_Exercise:_ Write out every line of the material exactly as it appears.

• • •

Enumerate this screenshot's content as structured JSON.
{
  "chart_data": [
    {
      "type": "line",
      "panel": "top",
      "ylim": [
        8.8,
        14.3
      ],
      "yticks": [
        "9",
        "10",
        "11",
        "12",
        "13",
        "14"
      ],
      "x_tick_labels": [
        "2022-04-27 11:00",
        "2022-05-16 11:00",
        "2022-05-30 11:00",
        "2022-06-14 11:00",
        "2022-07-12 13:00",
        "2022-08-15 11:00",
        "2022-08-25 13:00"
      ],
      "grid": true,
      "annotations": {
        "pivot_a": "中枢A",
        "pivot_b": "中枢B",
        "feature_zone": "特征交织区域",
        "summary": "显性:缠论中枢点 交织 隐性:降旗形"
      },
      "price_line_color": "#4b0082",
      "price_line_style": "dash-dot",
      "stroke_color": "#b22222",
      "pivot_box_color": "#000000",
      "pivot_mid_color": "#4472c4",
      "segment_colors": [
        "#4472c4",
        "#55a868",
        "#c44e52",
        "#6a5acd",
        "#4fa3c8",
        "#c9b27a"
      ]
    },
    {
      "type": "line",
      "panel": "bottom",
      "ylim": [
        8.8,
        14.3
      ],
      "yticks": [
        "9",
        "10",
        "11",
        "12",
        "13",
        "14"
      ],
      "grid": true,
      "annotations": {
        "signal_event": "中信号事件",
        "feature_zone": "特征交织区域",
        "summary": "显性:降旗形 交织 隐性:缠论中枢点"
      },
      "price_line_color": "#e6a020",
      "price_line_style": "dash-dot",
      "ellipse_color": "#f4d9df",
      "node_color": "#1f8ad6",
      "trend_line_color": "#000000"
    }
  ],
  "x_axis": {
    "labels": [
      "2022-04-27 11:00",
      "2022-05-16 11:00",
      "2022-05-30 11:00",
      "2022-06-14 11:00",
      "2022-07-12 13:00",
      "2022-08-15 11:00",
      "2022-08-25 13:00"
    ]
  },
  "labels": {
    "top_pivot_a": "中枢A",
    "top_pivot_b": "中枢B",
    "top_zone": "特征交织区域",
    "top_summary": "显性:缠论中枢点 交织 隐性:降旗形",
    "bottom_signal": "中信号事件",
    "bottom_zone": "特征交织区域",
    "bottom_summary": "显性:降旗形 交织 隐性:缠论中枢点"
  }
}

• • •

_Solution:_
Enumerate this screenshot's content as structured JSON.
{
  "chart_data": [
    {
      "type": "line",
      "panel": "top",
      "ylim": [
        8.8,
        14.3
      ],
      "yticks": [
        "9",
        "10",
        "11",
        "12",
        "13",
        "14"
      ],
      "x_tick_labels": [
        "2022-04-27 11:00",
        "2022-05-16 11:00",
        "2022-05-30 11:00",
        "2022-06-14 11:00",
        "2022-07-12 13:00",
        "2022-08-15 11:00",
        "2022-08-25 13:00"
      ],
      "grid": true,
      "annotations": {
        "pivot_a": "中枢A",
        "pivot_b": "中枢B",
        "feature_zone": "特征交织区域",
        "summary": "显性:缠论中枢点 交织 隐性:降旗形"
      },
      "price_line_color": "#4b0082",
      "price_line_style": "dash-dot",
      "stroke_color": "#b22222",
      "pivot_box_color": "#000000",
      "pivot_mid_color": "#4472c4",
      "segment_colors": [
        "#4472c4",
        "#55a868",
        "#c44e52",
        "#6a5acd",
        "#4fa3c8",
        "#c9b27a"
      ]
    },
    {
      "type": "line",
      "panel": "bottom",
      "ylim": [
        8.8,
        14.3
      ],
      "yticks": [
        "9",
        "10",
        "11",
        "12",
        "13",
        "14"
      ],
      "grid": true,
      "annotations": {
        "signal_event": "中信号事件",
        "feature_zone": "特征交织区域",
        "summary": "显性:降旗形 交织 隐性:缠论中枢点"
      },
      "price_line_color": "#e6a020",
      "price_line_style": "dash-dot",
      "ellipse_color": "#f4d9df",
      "node_color": "#1f8ad6",
      "trend_line_color": "#000000"
    }
  ],
  "x_axis": {
    "labels": [
      "2022-04-27 11:00",
      "2022-05-16 11:00",
      "2022-05-30 11:00",
      "2022-06-14 11:00",
      "2022-07-12 13:00",
      "2022-08-15 11:00",
      "2022-08-25 13:00"
    ]
  },
  "labels": {
    "top_pivot_a": "中枢A",
    "top_pivot_b": "中枢B",
    "top_zone": "特征交织区域",
    "top_summary": "显性:缠论中枢点 交织 隐性:降旗形",
    "bottom_signal": "中信号事件",
    "bottom_zone": "特征交织区域",
    "bottom_summary": "显性:降旗形 交织 隐性:缠论中枢点"
  }
}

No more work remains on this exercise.